→ **Data extract**:

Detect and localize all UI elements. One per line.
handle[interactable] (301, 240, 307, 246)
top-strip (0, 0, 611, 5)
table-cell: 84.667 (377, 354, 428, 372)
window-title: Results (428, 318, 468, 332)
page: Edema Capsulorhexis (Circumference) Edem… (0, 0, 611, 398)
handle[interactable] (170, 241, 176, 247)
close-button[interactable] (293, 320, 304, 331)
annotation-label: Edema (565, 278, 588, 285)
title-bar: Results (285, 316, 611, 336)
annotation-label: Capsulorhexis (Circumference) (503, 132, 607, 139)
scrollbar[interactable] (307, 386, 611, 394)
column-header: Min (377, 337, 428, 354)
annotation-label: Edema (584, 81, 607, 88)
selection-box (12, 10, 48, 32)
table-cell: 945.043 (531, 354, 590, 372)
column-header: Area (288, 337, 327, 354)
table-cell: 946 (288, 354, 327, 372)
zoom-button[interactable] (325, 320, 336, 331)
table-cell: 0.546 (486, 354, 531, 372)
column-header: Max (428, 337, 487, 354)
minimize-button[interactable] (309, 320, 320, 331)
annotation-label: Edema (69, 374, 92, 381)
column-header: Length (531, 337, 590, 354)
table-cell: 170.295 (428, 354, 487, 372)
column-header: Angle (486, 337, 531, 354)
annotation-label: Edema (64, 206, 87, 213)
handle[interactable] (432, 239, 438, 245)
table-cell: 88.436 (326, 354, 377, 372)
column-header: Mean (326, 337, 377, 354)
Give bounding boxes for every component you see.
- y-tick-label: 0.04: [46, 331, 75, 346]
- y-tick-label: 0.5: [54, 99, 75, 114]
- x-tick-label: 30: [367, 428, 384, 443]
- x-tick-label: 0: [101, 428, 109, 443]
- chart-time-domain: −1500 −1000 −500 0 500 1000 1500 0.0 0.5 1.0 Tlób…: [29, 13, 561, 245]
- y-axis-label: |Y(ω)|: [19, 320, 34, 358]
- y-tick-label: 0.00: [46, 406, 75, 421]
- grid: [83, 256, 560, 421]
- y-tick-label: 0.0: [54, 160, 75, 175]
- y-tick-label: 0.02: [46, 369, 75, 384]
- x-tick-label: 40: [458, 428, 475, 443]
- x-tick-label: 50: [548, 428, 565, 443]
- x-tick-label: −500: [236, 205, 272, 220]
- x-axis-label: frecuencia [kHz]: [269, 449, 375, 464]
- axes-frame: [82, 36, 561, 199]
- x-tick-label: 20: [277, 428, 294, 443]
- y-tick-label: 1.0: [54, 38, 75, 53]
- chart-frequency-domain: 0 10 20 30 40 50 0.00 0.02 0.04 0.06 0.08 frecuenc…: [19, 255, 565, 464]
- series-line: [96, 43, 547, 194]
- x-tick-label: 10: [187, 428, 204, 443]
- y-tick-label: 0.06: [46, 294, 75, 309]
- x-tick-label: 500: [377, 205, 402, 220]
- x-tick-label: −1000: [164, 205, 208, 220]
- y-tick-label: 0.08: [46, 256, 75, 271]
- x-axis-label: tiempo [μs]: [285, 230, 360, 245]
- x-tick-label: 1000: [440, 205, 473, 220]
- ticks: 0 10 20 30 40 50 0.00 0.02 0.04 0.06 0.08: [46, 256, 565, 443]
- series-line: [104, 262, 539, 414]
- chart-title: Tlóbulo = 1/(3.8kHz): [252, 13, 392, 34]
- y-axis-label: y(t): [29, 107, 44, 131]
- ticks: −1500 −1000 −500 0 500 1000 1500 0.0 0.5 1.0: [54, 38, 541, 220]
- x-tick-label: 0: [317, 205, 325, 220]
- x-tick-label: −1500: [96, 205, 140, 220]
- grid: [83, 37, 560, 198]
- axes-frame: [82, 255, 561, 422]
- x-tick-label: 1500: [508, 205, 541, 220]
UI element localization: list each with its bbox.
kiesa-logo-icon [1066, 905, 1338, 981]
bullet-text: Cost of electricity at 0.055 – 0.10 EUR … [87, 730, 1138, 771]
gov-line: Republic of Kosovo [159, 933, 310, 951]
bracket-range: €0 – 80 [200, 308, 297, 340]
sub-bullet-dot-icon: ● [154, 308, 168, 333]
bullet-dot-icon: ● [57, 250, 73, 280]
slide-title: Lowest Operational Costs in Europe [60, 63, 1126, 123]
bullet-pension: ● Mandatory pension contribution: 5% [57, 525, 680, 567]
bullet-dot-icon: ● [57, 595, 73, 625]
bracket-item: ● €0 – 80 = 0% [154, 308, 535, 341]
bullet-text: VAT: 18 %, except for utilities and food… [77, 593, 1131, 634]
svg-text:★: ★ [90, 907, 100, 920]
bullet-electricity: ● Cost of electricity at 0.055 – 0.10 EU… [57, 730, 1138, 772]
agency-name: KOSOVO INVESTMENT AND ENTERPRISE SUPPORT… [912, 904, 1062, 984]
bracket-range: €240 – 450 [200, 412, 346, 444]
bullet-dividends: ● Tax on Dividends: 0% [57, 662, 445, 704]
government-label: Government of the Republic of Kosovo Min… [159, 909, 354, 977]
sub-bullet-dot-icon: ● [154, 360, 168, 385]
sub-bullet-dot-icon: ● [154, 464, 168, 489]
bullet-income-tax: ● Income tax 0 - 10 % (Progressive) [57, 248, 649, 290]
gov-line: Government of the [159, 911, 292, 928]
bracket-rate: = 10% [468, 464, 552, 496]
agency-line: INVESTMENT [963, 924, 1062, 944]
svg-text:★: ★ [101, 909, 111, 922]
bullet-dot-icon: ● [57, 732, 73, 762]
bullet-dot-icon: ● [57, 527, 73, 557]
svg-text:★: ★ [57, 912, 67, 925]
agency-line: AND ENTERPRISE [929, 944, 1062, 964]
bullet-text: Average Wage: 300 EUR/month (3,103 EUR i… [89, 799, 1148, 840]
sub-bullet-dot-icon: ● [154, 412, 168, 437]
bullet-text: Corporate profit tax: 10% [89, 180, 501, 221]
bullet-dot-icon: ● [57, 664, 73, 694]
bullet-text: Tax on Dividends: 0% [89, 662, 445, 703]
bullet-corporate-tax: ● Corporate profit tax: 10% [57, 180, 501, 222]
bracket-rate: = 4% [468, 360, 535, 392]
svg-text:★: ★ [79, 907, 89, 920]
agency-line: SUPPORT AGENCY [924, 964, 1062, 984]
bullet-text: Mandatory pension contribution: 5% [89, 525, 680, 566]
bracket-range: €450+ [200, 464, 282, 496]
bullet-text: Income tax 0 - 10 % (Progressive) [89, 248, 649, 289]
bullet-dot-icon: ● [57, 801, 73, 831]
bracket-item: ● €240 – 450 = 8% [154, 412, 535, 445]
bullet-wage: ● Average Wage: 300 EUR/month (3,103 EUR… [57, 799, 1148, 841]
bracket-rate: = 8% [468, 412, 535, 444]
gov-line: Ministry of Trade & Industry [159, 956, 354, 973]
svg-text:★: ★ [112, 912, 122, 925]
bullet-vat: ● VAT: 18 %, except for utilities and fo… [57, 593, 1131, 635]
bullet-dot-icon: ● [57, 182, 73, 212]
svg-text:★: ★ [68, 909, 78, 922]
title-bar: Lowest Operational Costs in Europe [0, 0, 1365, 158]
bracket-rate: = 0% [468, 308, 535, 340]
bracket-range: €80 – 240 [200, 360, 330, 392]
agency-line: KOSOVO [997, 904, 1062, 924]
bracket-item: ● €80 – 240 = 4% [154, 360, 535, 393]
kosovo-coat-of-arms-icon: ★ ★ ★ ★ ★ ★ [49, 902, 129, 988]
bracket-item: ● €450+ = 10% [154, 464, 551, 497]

→ **Written instruction**:
Turn all the rows above into a numbered list, leaving out any blank lines.

→ **Finished task**:
1. Detect and localize all UI elements. One per line.
2. handle[interactable] (301, 240, 307, 246)
3. top-strip (0, 0, 611, 5)
4. table-cell: 84.667 (377, 354, 428, 372)
5. window-title: Results (428, 318, 468, 332)
6. page: Edema Capsulorhexis (Circumference) Edem… (0, 0, 611, 398)
7. handle[interactable] (170, 241, 176, 247)
8. close-button[interactable] (293, 320, 304, 331)
9. annotation-label: Edema (565, 278, 588, 285)
10. title-bar: Results (285, 316, 611, 336)
11. annotation-label: Capsulorhexis (Circumference) (503, 132, 607, 139)
12. scrollbar[interactable] (307, 386, 611, 394)
13. column-header: Min (377, 337, 428, 354)
14. annotation-label: Edema (584, 81, 607, 88)
15. selection-box (12, 10, 48, 32)
16. table-cell: 945.043 (531, 354, 590, 372)
17. column-header: Area (288, 337, 327, 354)
18. table-cell: 946 (288, 354, 327, 372)
19. zoom-button[interactable] (325, 320, 336, 331)
20. table-cell: 0.546 (486, 354, 531, 372)
21. column-header: Max (428, 337, 487, 354)
22. minimize-button[interactable] (309, 320, 320, 331)
23. annotation-label: Edema (69, 374, 92, 381)
24. column-header: Length (531, 337, 590, 354)
25. table-cell: 170.295 (428, 354, 487, 372)
26. column-header: Angle (486, 337, 531, 354)
27. annotation-label: Edema (64, 206, 87, 213)
28. handle[interactable] (432, 239, 438, 245)
29. table-cell: 88.436 (326, 354, 377, 372)
30. column-header: Mean (326, 337, 377, 354)
31. Give bounding boxes for every component you see.
32. - y-tick-label: 0.04: [46, 331, 75, 346]
33. - y-tick-label: 0.5: [54, 99, 75, 114]
34. - x-tick-label: 30: [367, 428, 384, 443]
35. - x-tick-label: 0: [101, 428, 109, 443]
36. - chart-time-domain: −1500 −1000 −500 0 500 1000 1500 0.0 0.5 1.0 Tlób…: [29, 13, 561, 245]
37. - y-axis-label: |Y(ω)|: [19, 320, 34, 358]
38. - y-tick-label: 0.00: [46, 406, 75, 421]
39. - grid: [83, 256, 560, 421]
40. - y-tick-label: 0.0: [54, 160, 75, 175]
41. - y-tick-label: 0.02: [46, 369, 75, 384]
42. - x-tick-label: 40: [458, 428, 475, 443]
43. - x-tick-label: 50: [548, 428, 565, 443]
44. - x-tick-label: −500: [236, 205, 272, 220]
45. - x-axis-label: frecuencia [kHz]: [269, 449, 375, 464]
46. - axes-frame: [82, 36, 561, 199]
47. - x-tick-label: 20: [277, 428, 294, 443]
48. - y-tick-label: 1.0: [54, 38, 75, 53]
49. - chart-frequency-domain: 0 10 20 30 40 50 0.00 0.02 0.04 0.06 0.08 frecuenc…: [19, 255, 565, 464]
50. - series-line: [96, 43, 547, 194]
51. - x-tick-label: 10: [187, 428, 204, 443]
52. - y-tick-label: 0.06: [46, 294, 75, 309]
53. - x-tick-label: 500: [377, 205, 402, 220]
54. - x-tick-label: −1000: [164, 205, 208, 220]
55. - y-tick-label: 0.08: [46, 256, 75, 271]
56. - x-axis-label: tiempo [μs]: [285, 230, 360, 245]
57. - x-tick-label: 1000: [440, 205, 473, 220]
58. - ticks: 0 10 20 30 40 50 0.00 0.02 0.04 0.06 0.08: [46, 256, 565, 443]
59. - series-line: [104, 262, 539, 414]
60. - chart-title: Tlóbulo = 1/(3.8kHz): [252, 13, 392, 34]
61. - y-axis-label: y(t): [29, 107, 44, 131]
62. - ticks: −1500 −1000 −500 0 500 1000 1500 0.0 0.5 1.0: [54, 38, 541, 220]
63. - x-tick-label: 0: [317, 205, 325, 220]
64. - x-tick-label: −1500: [96, 205, 140, 220]
65. - grid: [83, 37, 560, 198]
66. - axes-frame: [82, 255, 561, 422]
67. - x-tick-label: 1500: [508, 205, 541, 220]
68. UI element localization: list each with its bbox.
69. kiesa-logo-icon [1066, 905, 1338, 981]
70. bullet-text: Cost of electricity at 0.055 – 0.10 EUR … [87, 730, 1138, 771]
71. gov-line: Republic of Kosovo [159, 933, 310, 951]
72. bracket-range: €0 – 80 [200, 308, 297, 340]
73. sub-bullet-dot-icon: ● [154, 308, 168, 333]
74. bullet-dot-icon: ● [57, 250, 73, 280]
75. slide-title: Lowest Operational Costs in Europe [60, 63, 1126, 123]
76. bullet-pension: ● Mandatory pension contribution: 5% [57, 525, 680, 567]
77. bullet-dot-icon: ● [57, 595, 73, 625]
78. bracket-item: ● €0 – 80 = 0% [154, 308, 535, 341]
79. bullet-text: VAT: 18 %, except for utilities and food… [77, 593, 1131, 634]
80. svg-text:★: ★ [90, 907, 100, 920]
81. bullet-electricity: ● Cost of electricity at 0.055 – 0.10 EU… [57, 730, 1138, 772]
82. agency-name: KOSOVO INVESTMENT AND ENTERPRISE SUPPORT… [912, 904, 1062, 984]
83. bracket-range: €240 – 450 [200, 412, 346, 444]
84. bullet-dividends: ● Tax on Dividends: 0% [57, 662, 445, 704]
85. government-label: Government of the Republic of Kosovo Min… [159, 909, 354, 977]
86. sub-bullet-dot-icon: ● [154, 360, 168, 385]
87. sub-bullet-dot-icon: ● [154, 464, 168, 489]
88. bullet-income-tax: ● Income tax 0 - 10 % (Progressive) [57, 248, 649, 290]
89. gov-line: Government of the [159, 911, 292, 928]
90. bracket-rate: = 10% [468, 464, 552, 496]
91. agency-line: INVESTMENT [963, 924, 1062, 944]
92. svg-text:★: ★ [101, 909, 111, 922]
93. bullet-dot-icon: ● [57, 732, 73, 762]
94. bullet-dot-icon: ● [57, 527, 73, 557]
95. svg-text:★: ★ [57, 912, 67, 925]
96. agency-line: AND ENTERPRISE [929, 944, 1062, 964]
97. bullet-text: Average Wage: 300 EUR/month (3,103 EUR i… [89, 799, 1148, 840]
98. sub-bullet-dot-icon: ● [154, 412, 168, 437]
99. bullet-text: Corporate profit tax: 10% [89, 180, 501, 221]
100. bullet-dot-icon: ● [57, 664, 73, 694]
101. bullet-text: Tax on Dividends: 0% [89, 662, 445, 703]
102. bullet-corporate-tax: ● Corporate profit tax: 10% [57, 180, 501, 222]
103. bracket-rate: = 4% [468, 360, 535, 392]
104. svg-text:★: ★ [79, 907, 89, 920]
105. agency-line: SUPPORT AGENCY [924, 964, 1062, 984]
106. bullet-text: Mandatory pension contribution: 5% [89, 525, 680, 566]
107. bracket-range: €450+ [200, 464, 282, 496]
108. bullet-text: Income tax 0 - 10 % (Progressive) [89, 248, 649, 289]
109. bullet-dot-icon: ● [57, 801, 73, 831]
110. bracket-item: ● €240 – 450 = 8% [154, 412, 535, 445]
111. bullet-wage: ● Average Wage: 300 EUR/month (3,103 EUR… [57, 799, 1148, 841]
112. bracket-rate: = 8% [468, 412, 535, 444]
113. gov-line: Ministry of Trade & Industry [159, 956, 354, 973]
114. svg-text:★: ★ [112, 912, 122, 925]
115. bullet-vat: ● VAT: 18 %, except for utilities and fo… [57, 593, 1131, 635]
116. bullet-dot-icon: ● [57, 182, 73, 212]
117. svg-text:★: ★ [68, 909, 78, 922]
118. title-bar: Lowest Operational Costs in Europe [0, 0, 1365, 158]
119. bracket-rate: = 0% [468, 308, 535, 340]
120. bracket-range: €80 – 240 [200, 360, 330, 392]
121. agency-line: KOSOVO [997, 904, 1062, 924]
122. bracket-item: ● €80 – 240 = 4% [154, 360, 535, 393]
123. kosovo-coat-of-arms-icon: ★ ★ ★ ★ ★ ★ [49, 902, 129, 988]
124. bracket-item: ● €450+ = 10% [154, 464, 551, 497]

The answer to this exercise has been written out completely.